SHORT PROBLEM: Locate every line that holds the string "Code" and copy it.

[Stored items from a collection]
· · ·
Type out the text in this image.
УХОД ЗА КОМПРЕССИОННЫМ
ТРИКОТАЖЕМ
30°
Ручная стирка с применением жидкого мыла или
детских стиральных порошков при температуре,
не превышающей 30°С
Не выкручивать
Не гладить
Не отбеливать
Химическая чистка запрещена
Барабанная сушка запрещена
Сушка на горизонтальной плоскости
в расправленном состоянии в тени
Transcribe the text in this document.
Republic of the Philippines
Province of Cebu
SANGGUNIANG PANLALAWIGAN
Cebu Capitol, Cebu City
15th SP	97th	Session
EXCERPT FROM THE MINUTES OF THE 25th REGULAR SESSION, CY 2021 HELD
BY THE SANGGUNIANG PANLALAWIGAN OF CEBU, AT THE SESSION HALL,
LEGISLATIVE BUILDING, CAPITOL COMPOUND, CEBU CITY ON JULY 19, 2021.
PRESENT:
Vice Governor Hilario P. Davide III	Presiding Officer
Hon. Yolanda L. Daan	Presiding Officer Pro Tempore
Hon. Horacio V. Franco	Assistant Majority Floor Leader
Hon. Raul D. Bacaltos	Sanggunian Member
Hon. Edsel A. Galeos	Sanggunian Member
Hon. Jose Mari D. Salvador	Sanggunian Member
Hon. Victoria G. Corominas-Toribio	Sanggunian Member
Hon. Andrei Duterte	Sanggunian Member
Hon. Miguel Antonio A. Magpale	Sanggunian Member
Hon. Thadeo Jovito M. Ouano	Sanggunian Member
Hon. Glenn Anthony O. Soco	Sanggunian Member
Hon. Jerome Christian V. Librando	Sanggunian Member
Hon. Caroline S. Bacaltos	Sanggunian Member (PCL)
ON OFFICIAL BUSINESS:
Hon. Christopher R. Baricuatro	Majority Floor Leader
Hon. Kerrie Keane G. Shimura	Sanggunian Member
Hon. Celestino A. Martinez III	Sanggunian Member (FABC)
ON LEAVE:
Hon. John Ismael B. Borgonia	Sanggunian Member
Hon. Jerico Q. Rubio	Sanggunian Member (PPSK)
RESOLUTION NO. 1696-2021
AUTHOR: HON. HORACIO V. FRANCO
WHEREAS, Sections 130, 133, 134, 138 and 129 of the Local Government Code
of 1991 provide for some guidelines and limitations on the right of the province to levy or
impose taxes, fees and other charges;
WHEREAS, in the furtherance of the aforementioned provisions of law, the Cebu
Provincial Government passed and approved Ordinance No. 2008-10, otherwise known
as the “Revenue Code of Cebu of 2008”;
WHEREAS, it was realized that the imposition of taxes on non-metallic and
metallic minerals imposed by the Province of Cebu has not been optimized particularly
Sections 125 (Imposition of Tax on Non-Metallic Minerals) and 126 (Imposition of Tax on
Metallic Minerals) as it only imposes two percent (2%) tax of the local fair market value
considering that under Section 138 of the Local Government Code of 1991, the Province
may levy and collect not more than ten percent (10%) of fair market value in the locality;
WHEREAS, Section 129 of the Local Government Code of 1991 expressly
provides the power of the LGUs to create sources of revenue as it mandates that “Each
· · ·
WRITTEN SOLUTION:
WHEREAS, Sections 130, 133, 134, 138 and 129 of the Local Government Code
as the “Revenue Code of Cebu of 2008”;
considering that under Section 138 of the Local Government Code of 1991, the Province
WHEREAS, Section 129 of the Local Government Code of 1991 expressly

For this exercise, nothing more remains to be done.